## Begin Dataset extract

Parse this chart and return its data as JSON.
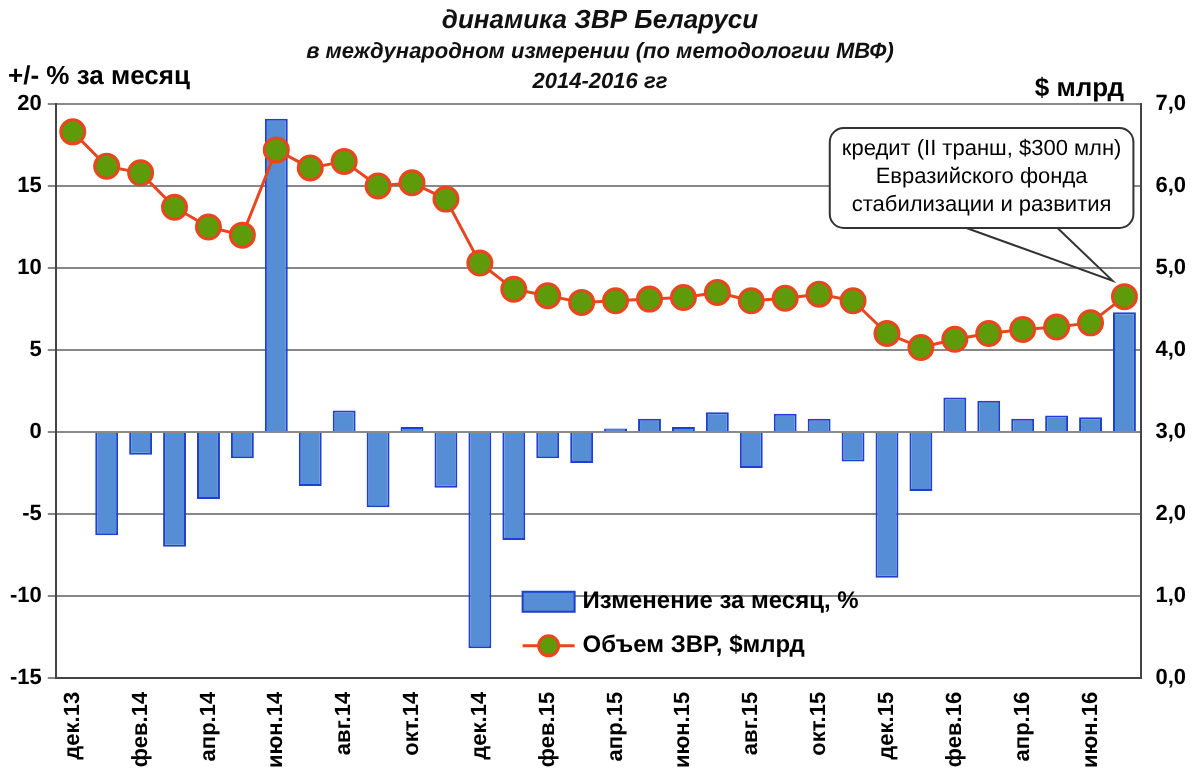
{
  "chart_data": {
    "type": "bar",
    "title": "динамика ЗВР Беларуси",
    "subtitle": "в международном измерении (по методологии МВФ)\n2014-2016 гг",
    "ylabel": "+/- % за месяц",
    "y2label": "$ млрд",
    "categories": [
      "дек.13",
      null,
      "фев.14",
      null,
      "апр.14",
      null,
      "июн.14",
      null,
      "авг.14",
      null,
      "окт.14",
      null,
      "дек.14",
      null,
      "фев.15",
      null,
      "апр.15",
      null,
      "июн.15",
      null,
      "авг.15",
      null,
      "окт.15",
      null,
      "дек.15",
      null,
      "фев.16",
      null,
      "апр.16",
      null,
      "июн.16",
      null
    ],
    "series": [
      {
        "name": "Изменение за месяц, %",
        "color": "#558ed5",
        "values": [
          null,
          -6.3,
          -1.4,
          -7.0,
          -4.1,
          -1.6,
          19.1,
          -3.3,
          1.3,
          -4.6,
          0.3,
          -3.4,
          -13.2,
          -6.6,
          -1.6,
          -1.9,
          0.2,
          0.8,
          0.3,
          1.2,
          -2.2,
          1.1,
          0.8,
          -1.8,
          -8.9,
          -3.6,
          2.1,
          1.9,
          0.8,
          1.0,
          0.9,
          7.3
        ]
      },
      {
        "name": "Объем ЗВР, $млрд",
        "type": "line",
        "axis": "y2",
        "color": "#e8461e",
        "values": [
          6.66,
          6.24,
          6.16,
          5.74,
          5.5,
          5.4,
          6.44,
          6.22,
          6.3,
          6.0,
          6.04,
          5.84,
          5.06,
          4.74,
          4.66,
          4.58,
          4.6,
          4.62,
          4.64,
          4.7,
          4.6,
          4.63,
          4.68,
          4.6,
          4.2,
          4.03,
          4.13,
          4.2,
          4.25,
          4.28,
          4.33,
          4.65
        ]
      }
    ],
    "ylim": [
      -15,
      20
    ],
    "yticks": [
      -15,
      -10,
      -5,
      0,
      5,
      10,
      15,
      20
    ],
    "y2lim": [
      0,
      7
    ],
    "y2ticks": [
      {
        "value": 0,
        "label": "0,0"
      },
      {
        "value": 1,
        "label": "1,0"
      },
      {
        "value": 2,
        "label": "2,0"
      },
      {
        "value": 3,
        "label": "3,0"
      },
      {
        "value": 4,
        "label": "4,0"
      },
      {
        "value": 5,
        "label": "5,0"
      },
      {
        "value": 6,
        "label": "6,0"
      },
      {
        "value": 7,
        "label": "7,0"
      }
    ],
    "annotations": [
      "кредит (II транш, $300 млн)\nЕвразийского фонда\nстабилизации и развития"
    ],
    "grid": "y",
    "legend": "bottom",
    "marker": "circle",
    "line_style": "solid"
  }
}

## End Dataset extract

* Written exercise *
From the records given above, reproduce all text exactly and exclude each picture.

* Solution for this task *
Parse this chart and return its data as JSON.
{
  "chart_data": {
    "type": "bar",
    "title": "динамика ЗВР Беларуси",
    "subtitle": "в международном измерении (по методологии МВФ)\n2014-2016 гг",
    "ylabel": "+/- % за месяц",
    "y2label": "$ млрд",
    "categories": [
      "дек.13",
      null,
      "фев.14",
      null,
      "апр.14",
      null,
      "июн.14",
      null,
      "авг.14",
      null,
      "окт.14",
      null,
      "дек.14",
      null,
      "фев.15",
      null,
      "апр.15",
      null,
      "июн.15",
      null,
      "авг.15",
      null,
      "окт.15",
      null,
      "дек.15",
      null,
      "фев.16",
      null,
      "апр.16",
      null,
      "июн.16",
      null
    ],
    "series": [
      {
        "name": "Изменение за месяц, %",
        "color": "#558ed5",
        "values": [
          null,
          -6.3,
          -1.4,
          -7.0,
          -4.1,
          -1.6,
          19.1,
          -3.3,
          1.3,
          -4.6,
          0.3,
          -3.4,
          -13.2,
          -6.6,
          -1.6,
          -1.9,
          0.2,
          0.8,
          0.3,
          1.2,
          -2.2,
          1.1,
          0.8,
          -1.8,
          -8.9,
          -3.6,
          2.1,
          1.9,
          0.8,
          1.0,
          0.9,
          7.3
        ]
      },
      {
        "name": "Объем ЗВР, $млрд",
        "type": "line",
        "axis": "y2",
        "color": "#e8461e",
        "values": [
          6.66,
          6.24,
          6.16,
          5.74,
          5.5,
          5.4,
          6.44,
          6.22,
          6.3,
          6.0,
          6.04,
          5.84,
          5.06,
          4.74,
          4.66,
          4.58,
          4.6,
          4.62,
          4.64,
          4.7,
          4.6,
          4.63,
          4.68,
          4.6,
          4.2,
          4.03,
          4.13,
          4.2,
          4.25,
          4.28,
          4.33,
          4.65
        ]
      }
    ],
    "ylim": [
      -15,
      20
    ],
    "yticks": [
      -15,
      -10,
      -5,
      0,
      5,
      10,
      15,
      20
    ],
    "y2lim": [
      0,
      7
    ],
    "y2ticks": [
      {
        "value": 0,
        "label": "0,0"
      },
      {
        "value": 1,
        "label": "1,0"
      },
      {
        "value": 2,
        "label": "2,0"
      },
      {
        "value": 3,
        "label": "3,0"
      },
      {
        "value": 4,
        "label": "4,0"
      },
      {
        "value": 5,
        "label": "5,0"
      },
      {
        "value": 6,
        "label": "6,0"
      },
      {
        "value": 7,
        "label": "7,0"
      }
    ],
    "annotations": [
      "кредит (II транш, $300 млн)\nЕвразийского фонда\nстабилизации и развития"
    ],
    "grid": "y",
    "legend": "bottom",
    "marker": "circle",
    "line_style": "solid"
  }
}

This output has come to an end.